What is being asked: Copy out every record below exactly as written, but leave out any pictures.

[start Exercise inputs]

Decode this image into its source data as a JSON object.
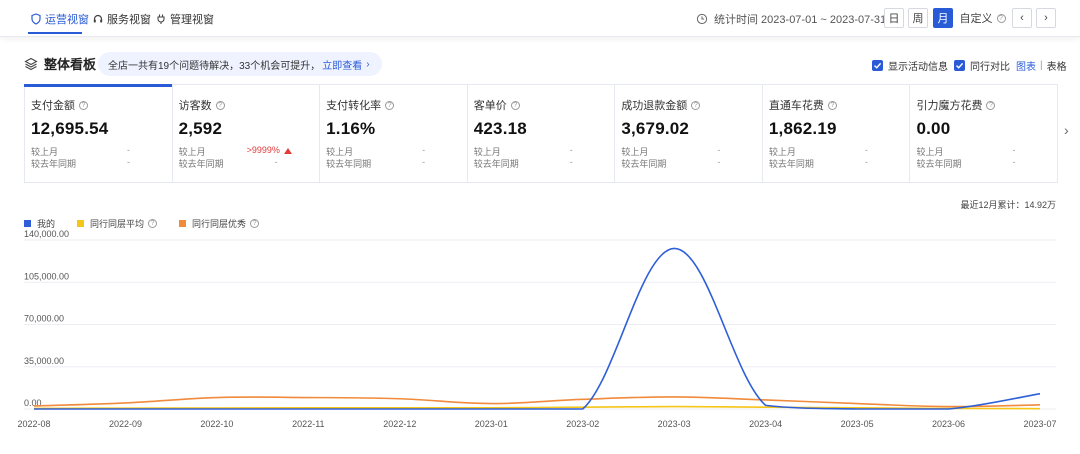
{
  "nav": {
    "tabs": [
      {
        "label": "运营视窗",
        "icon": "shield-icon",
        "active": true
      },
      {
        "label": "服务视窗",
        "icon": "headset-icon",
        "active": false
      },
      {
        "label": "管理视窗",
        "icon": "plug-icon",
        "active": false
      }
    ],
    "stat_time": "统计时间 2023-07-01 ~ 2023-07-31",
    "periods": [
      "日",
      "周",
      "月"
    ],
    "active_period": "月",
    "custom_label": "自定义",
    "prev_label": "‹",
    "next_label": "›"
  },
  "section": {
    "title": "整体看板",
    "notice_text": "全店一共有19个问题待解决，33个机会可提升，",
    "notice_link": "立即查看",
    "option_activity": "显示活动信息",
    "option_peer": "同行对比",
    "view_chart": "图表",
    "view_sep": "|",
    "view_table": "表格"
  },
  "kpis": [
    {
      "label": "支付金额",
      "value": "12,695.54",
      "mom_label": "较上月",
      "mom_value": "-",
      "yoy_label": "较去年同期",
      "yoy_value": "-",
      "active": true
    },
    {
      "label": "访客数",
      "value": "2,592",
      "mom_label": "较上月",
      "mom_value": ">9999%",
      "yoy_label": "较去年同期",
      "yoy_value": "-",
      "active": false
    },
    {
      "label": "支付转化率",
      "value": "1.16%",
      "mom_label": "较上月",
      "mom_value": "-",
      "yoy_label": "较去年同期",
      "yoy_value": "-",
      "active": false
    },
    {
      "label": "客单价",
      "value": "423.18",
      "mom_label": "较上月",
      "mom_value": "-",
      "yoy_label": "较去年同期",
      "yoy_value": "-",
      "active": false
    },
    {
      "label": "成功退款金额",
      "value": "3,679.02",
      "mom_label": "较上月",
      "mom_value": "-",
      "yoy_label": "较去年同期",
      "yoy_value": "-",
      "active": false
    },
    {
      "label": "直通车花费",
      "value": "1,862.19",
      "mom_label": "较上月",
      "mom_value": "-",
      "yoy_label": "较去年同期",
      "yoy_value": "-",
      "active": false
    },
    {
      "label": "引力魔方花费",
      "value": "0.00",
      "mom_label": "较上月",
      "mom_value": "-",
      "yoy_label": "较去年同期",
      "yoy_value": "-",
      "active": false
    }
  ],
  "kpi_next_label": "›",
  "chart_summary": "最近12月累计：14.92万",
  "chart_data": {
    "type": "line",
    "x": [
      "2022-08",
      "2022-09",
      "2022-10",
      "2022-11",
      "2022-12",
      "2023-01",
      "2023-02",
      "2023-03",
      "2023-04",
      "2023-05",
      "2023-06",
      "2023-07"
    ],
    "ylim": [
      0,
      140000
    ],
    "yticks": [
      "0.00",
      "35,000.00",
      "70,000.00",
      "105,000.00",
      "140,000.00"
    ],
    "ytick_values": [
      0,
      35000,
      70000,
      105000,
      140000
    ],
    "grid": true,
    "legend_position": "top-left",
    "series": [
      {
        "name": "我的",
        "color": "#2f5fd7",
        "values": [
          0,
          0,
          0,
          0,
          0,
          0,
          0,
          133000,
          3000,
          0,
          0,
          12700
        ]
      },
      {
        "name": "同行同层平均",
        "color": "#f5c518",
        "values": [
          500,
          700,
          800,
          1000,
          1000,
          1000,
          1500,
          2000,
          1500,
          1000,
          500,
          300
        ]
      },
      {
        "name": "同行同层优秀",
        "color": "#f08a3c",
        "values": [
          2500,
          5000,
          9500,
          9500,
          8500,
          4500,
          8000,
          10000,
          7500,
          4500,
          2000,
          3500
        ]
      }
    ]
  }
}
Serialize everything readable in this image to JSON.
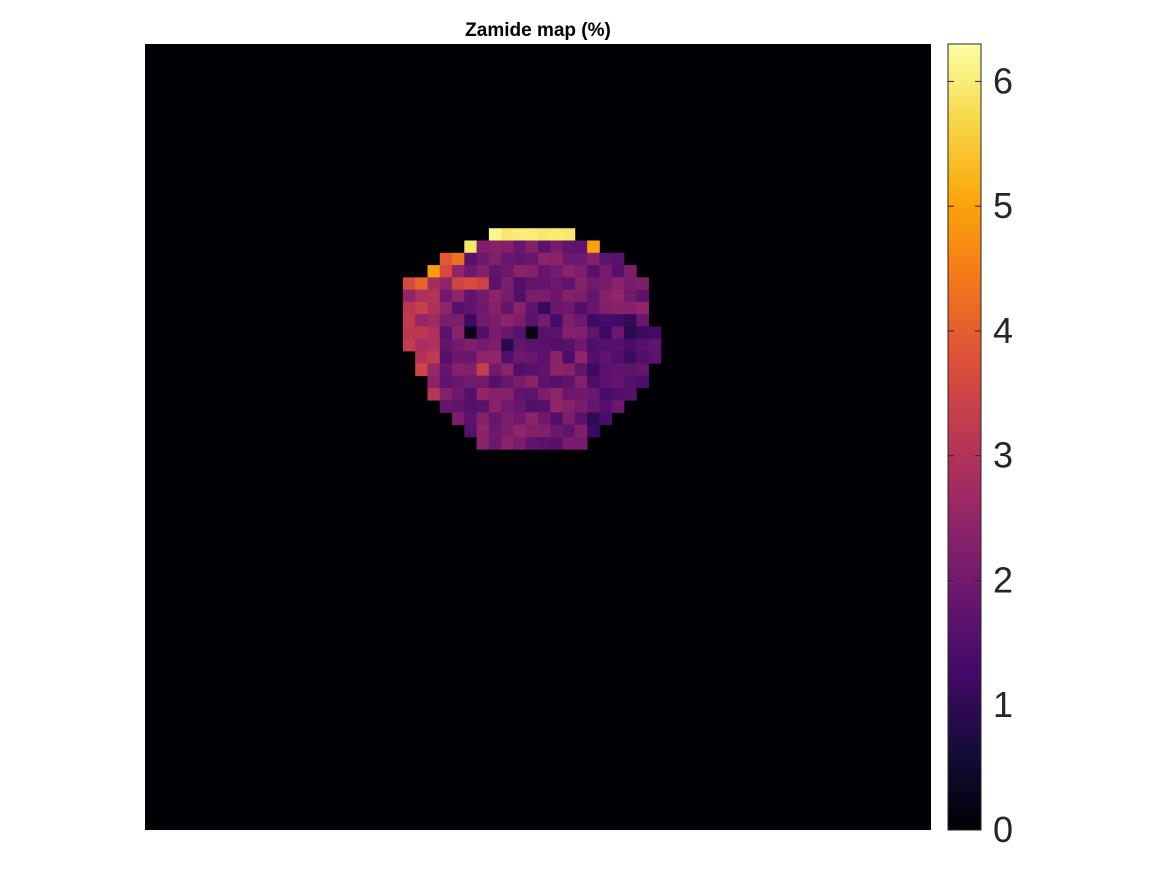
{
  "chart_data": {
    "type": "heatmap",
    "title": "Zamide map (%)",
    "colormap": "inferno",
    "clim": [
      0,
      6.3
    ],
    "background_value": 0,
    "colorbar": {
      "position": "right",
      "ticks": [
        0,
        1,
        2,
        3,
        4,
        5,
        6
      ],
      "tick_labels": [
        "0",
        "1",
        "2",
        "3",
        "4",
        "5",
        "6"
      ]
    },
    "grid_size": [
      64,
      64
    ],
    "region_row_start": 15,
    "region_col_start": 21,
    "region_rows": [
      "....................",
      "...JOOOOOOOOOOOO....",
      "..HC................",
      "..B..............C..",
      ".A...............A..",
      "...............A....",
      "AA.........B....A...",
      "A..................D",
      "A...............A..D",
      "A...............A..D",
      "................A...",
      "....A...............",
      ".......A............",
      "...................."
    ]
  }
}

[end Exercise inputs]

Right answer:
Decode this image into its source data as a JSON object.
{
  "nav": {
    "tabs": [
      {
        "label": "运营视窗",
        "icon": "shield-icon",
        "active": true
      },
      {
        "label": "服务视窗",
        "icon": "headset-icon",
        "active": false
      },
      {
        "label": "管理视窗",
        "icon": "plug-icon",
        "active": false
      }
    ],
    "stat_time": "统计时间 2023-07-01 ~ 2023-07-31",
    "periods": [
      "日",
      "周",
      "月"
    ],
    "active_period": "月",
    "custom_label": "自定义",
    "prev_label": "‹",
    "next_label": "›"
  },
  "section": {
    "title": "整体看板",
    "notice_text": "全店一共有19个问题待解决，33个机会可提升，",
    "notice_link": "立即查看",
    "option_activity": "显示活动信息",
    "option_peer": "同行对比",
    "view_chart": "图表",
    "view_sep": "|",
    "view_table": "表格"
  },
  "kpis": [
    {
      "label": "支付金额",
      "value": "12,695.54",
      "mom_label": "较上月",
      "mom_value": "-",
      "yoy_label": "较去年同期",
      "yoy_value": "-",
      "active": true
    },
    {
      "label": "访客数",
      "value": "2,592",
      "mom_label": "较上月",
      "mom_value": ">9999%",
      "yoy_label": "较去年同期",
      "yoy_value": "-",
      "active": false
    },
    {
      "label": "支付转化率",
      "value": "1.16%",
      "mom_label": "较上月",
      "mom_value": "-",
      "yoy_label": "较去年同期",
      "yoy_value": "-",
      "active": false
    },
    {
      "label": "客单价",
      "value": "423.18",
      "mom_label": "较上月",
      "mom_value": "-",
      "yoy_label": "较去年同期",
      "yoy_value": "-",
      "active": false
    },
    {
      "label": "成功退款金额",
      "value": "3,679.02",
      "mom_label": "较上月",
      "mom_value": "-",
      "yoy_label": "较去年同期",
      "yoy_value": "-",
      "active": false
    },
    {
      "label": "直通车花费",
      "value": "1,862.19",
      "mom_label": "较上月",
      "mom_value": "-",
      "yoy_label": "较去年同期",
      "yoy_value": "-",
      "active": false
    },
    {
      "label": "引力魔方花费",
      "value": "0.00",
      "mom_label": "较上月",
      "mom_value": "-",
      "yoy_label": "较去年同期",
      "yoy_value": "-",
      "active": false
    }
  ],
  "kpi_next_label": "›",
  "chart_summary": "最近12月累计：14.92万",
  "chart_data": {
    "type": "line",
    "x": [
      "2022-08",
      "2022-09",
      "2022-10",
      "2022-11",
      "2022-12",
      "2023-01",
      "2023-02",
      "2023-03",
      "2023-04",
      "2023-05",
      "2023-06",
      "2023-07"
    ],
    "ylim": [
      0,
      140000
    ],
    "yticks": [
      "0.00",
      "35,000.00",
      "70,000.00",
      "105,000.00",
      "140,000.00"
    ],
    "ytick_values": [
      0,
      35000,
      70000,
      105000,
      140000
    ],
    "grid": true,
    "legend_position": "top-left",
    "series": [
      {
        "name": "我的",
        "color": "#2f5fd7",
        "values": [
          0,
          0,
          0,
          0,
          0,
          0,
          0,
          133000,
          3000,
          0,
          0,
          12700
        ]
      },
      {
        "name": "同行同层平均",
        "color": "#f5c518",
        "values": [
          500,
          700,
          800,
          1000,
          1000,
          1000,
          1500,
          2000,
          1500,
          1000,
          500,
          300
        ]
      },
      {
        "name": "同行同层优秀",
        "color": "#f08a3c",
        "values": [
          2500,
          5000,
          9500,
          9500,
          8500,
          4500,
          8000,
          10000,
          7500,
          4500,
          2000,
          3500
        ]
      }
    ]
  }
}
Serialize everything readable in this image to JSON.
{
  "chart_data": {
    "type": "heatmap",
    "title": "Zamide map (%)",
    "colormap": "inferno",
    "clim": [
      0,
      6.3
    ],
    "background_value": 0,
    "colorbar": {
      "position": "right",
      "ticks": [
        0,
        1,
        2,
        3,
        4,
        5,
        6
      ],
      "tick_labels": [
        "0",
        "1",
        "2",
        "3",
        "4",
        "5",
        "6"
      ]
    },
    "grid_size": [
      64,
      64
    ],
    "region_row_start": 15,
    "region_col_start": 21,
    "region_rows": [
      "....................",
      "...JOOOOOOOOOOOO....",
      "..HC................",
      "..B..............C..",
      ".A...............A..",
      "...............A....",
      "AA.........B....A...",
      "A..................D",
      "A...............A..D",
      "A...............A..D",
      "................A...",
      "....A...............",
      ".......A............",
      "...................."
    ]
  }
}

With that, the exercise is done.